■ Selected excerpt:
+--
Operation Destruct
- Cover from the 1969 Holt, Rinehart and Winston hardcover edition of Operation Destruct by Christopher Nicole. Book jacket artist William Hoffman.
- Author: Christopher Nicole
- Cover artist: William Hoffman
- Language: English
- Series: Operations by Jonathan Anders Saga
- Genre: Spy novel
- Publisher: Holt, Rinehart and Winston
- Publication date: 1969
- Publication place: United States
- Media type: Print (Hardcover)
- ISBN: 0-03-075140-3
- OCLC: 4050
- LC Class: PZ7.N5594 Op
- Followed by: Operation Manhunt (1970)

= Operation Destruct =

1969 novel by Christopher Nicole

Operation Destruct is a 1969 spy novel by Christopher Nicole written in the context of the Cold War and contests in international espionage between the West and the Soviet Union.

In his first novel, British intelligence assigns Agent Jonathan Anders to investigate the death of their agents aboard a Russian trawler. Agent Jonathan Anders promptly finds himself entangled in an international misadventure—with the Russians trying to exterminate him and the British police pursuing him for murder. He becomes involved in a contest against the Russian agents, survives an attempt on his life, and becomes aware of a Soviet plot to poison a lot of people.
+--
■ Instructions:
A - Answer these questions from the Operation Destruct article, one line for each:
(i) Who did the cover art for the book?
(ii) Which book follows it in the series, and in what year?
(iii) Who pursues Jonathan Anders for murder?
B - Decide whether each statement agrees with the Operation Destruct article. Answer yes or no, and quote the words that settle it.
(i) The novel was published in the United Kingdom.
(ii) British intelligence sends Jonathan Anders to look into the death of its agents aboard a Russian trawler.
(iii) The book was issued as a paperback.
C - Pick up the Operation Destruct article after its last sentence and write what comes next.
+--
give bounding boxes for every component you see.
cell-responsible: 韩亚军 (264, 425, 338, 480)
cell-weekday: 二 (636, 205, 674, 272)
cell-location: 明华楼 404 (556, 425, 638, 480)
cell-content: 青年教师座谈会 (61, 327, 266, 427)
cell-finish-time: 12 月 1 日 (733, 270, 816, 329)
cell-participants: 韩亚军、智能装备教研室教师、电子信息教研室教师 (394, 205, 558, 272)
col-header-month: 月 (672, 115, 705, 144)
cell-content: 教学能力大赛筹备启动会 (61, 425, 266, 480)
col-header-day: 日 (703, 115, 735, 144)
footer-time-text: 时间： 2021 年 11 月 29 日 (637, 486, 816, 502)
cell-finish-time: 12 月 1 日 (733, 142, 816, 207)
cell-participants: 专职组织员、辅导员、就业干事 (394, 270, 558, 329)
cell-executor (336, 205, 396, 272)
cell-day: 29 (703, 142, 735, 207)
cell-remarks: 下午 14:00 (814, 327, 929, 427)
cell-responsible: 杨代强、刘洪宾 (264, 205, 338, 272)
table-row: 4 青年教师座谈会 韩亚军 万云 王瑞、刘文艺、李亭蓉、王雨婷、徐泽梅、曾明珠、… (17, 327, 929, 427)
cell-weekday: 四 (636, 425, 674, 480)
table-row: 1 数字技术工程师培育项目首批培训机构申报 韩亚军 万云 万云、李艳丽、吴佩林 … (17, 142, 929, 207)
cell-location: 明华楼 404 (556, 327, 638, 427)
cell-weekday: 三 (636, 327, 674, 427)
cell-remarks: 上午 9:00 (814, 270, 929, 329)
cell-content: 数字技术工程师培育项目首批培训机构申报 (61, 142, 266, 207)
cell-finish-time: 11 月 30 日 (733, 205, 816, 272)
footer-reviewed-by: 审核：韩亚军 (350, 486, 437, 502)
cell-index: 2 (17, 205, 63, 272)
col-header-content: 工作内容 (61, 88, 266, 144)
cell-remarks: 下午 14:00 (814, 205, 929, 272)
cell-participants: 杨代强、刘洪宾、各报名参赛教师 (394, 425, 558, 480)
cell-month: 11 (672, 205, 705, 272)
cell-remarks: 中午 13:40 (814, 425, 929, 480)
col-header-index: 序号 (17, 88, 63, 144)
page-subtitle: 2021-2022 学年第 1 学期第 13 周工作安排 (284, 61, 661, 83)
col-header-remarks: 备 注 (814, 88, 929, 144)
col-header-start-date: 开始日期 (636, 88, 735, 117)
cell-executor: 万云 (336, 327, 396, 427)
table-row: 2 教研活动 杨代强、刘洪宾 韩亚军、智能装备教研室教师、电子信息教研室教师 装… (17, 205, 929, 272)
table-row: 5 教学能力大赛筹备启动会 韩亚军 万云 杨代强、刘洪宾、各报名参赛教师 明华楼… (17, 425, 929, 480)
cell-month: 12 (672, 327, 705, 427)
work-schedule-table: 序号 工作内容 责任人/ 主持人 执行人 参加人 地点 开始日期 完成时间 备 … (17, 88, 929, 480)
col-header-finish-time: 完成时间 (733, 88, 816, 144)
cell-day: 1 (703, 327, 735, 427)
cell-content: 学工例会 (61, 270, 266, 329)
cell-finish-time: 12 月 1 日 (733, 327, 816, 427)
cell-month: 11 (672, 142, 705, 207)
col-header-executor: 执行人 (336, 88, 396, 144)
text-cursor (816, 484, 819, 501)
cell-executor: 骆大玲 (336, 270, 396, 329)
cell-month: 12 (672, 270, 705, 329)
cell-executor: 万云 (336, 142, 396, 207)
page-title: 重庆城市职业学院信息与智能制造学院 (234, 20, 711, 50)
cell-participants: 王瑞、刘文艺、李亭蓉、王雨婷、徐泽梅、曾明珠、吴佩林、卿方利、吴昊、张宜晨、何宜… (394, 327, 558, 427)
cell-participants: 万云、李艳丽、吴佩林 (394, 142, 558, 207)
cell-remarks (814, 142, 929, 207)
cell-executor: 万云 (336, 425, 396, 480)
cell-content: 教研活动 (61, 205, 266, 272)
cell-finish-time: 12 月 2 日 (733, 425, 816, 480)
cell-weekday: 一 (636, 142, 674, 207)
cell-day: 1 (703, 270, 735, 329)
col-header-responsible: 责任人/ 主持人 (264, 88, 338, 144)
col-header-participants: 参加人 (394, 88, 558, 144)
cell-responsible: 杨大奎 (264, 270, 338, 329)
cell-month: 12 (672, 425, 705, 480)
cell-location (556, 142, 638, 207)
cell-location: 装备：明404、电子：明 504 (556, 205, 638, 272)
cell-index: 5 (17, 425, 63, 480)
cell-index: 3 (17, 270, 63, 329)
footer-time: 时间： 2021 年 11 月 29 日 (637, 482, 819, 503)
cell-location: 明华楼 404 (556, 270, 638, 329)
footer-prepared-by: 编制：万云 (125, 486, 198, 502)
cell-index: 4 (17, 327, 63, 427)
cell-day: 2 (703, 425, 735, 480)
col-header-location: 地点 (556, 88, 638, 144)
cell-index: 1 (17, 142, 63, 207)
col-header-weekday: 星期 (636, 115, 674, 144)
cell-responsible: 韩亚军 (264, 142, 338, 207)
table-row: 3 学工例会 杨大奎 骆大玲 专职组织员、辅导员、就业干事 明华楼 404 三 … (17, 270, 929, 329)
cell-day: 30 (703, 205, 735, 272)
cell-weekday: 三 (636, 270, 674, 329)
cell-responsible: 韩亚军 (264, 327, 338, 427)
+--
■ Replies:
A -
(i) William Hoffman
(ii) Operation Manhunt, 1970
(iii) The British police

B -
(i) No: "Publication place: United States"
(ii) Yes: "British intelligence assigns Agent Jonathan Anders to investigate the death of their agents aboard a Russian trawler"
(iii) No: "Media type: Print (Hardcover)"

C -
On the way to investigate the hold of a Russian trawler sunk near Guernsey, he meets Helen and Clark Bridges—who just happen to cruise by later when agents for the Russian survivors, suspecting Jon's mission, try to drown him. He discovers that Madam Cantelna, a Nobel Prize winning marine biologist, has a complete lab on board, and vials of some icky and revolting stuff that almost makes Helen vomit. In his cross-country pursuit of Madam Cantelna, Jon travels beyond Scotland (after a preposterous stopover with a pop singer who supplies a jet) to the island rendezvous where Madam would meet another trawler and finish her research on population poisoning by fish pollution.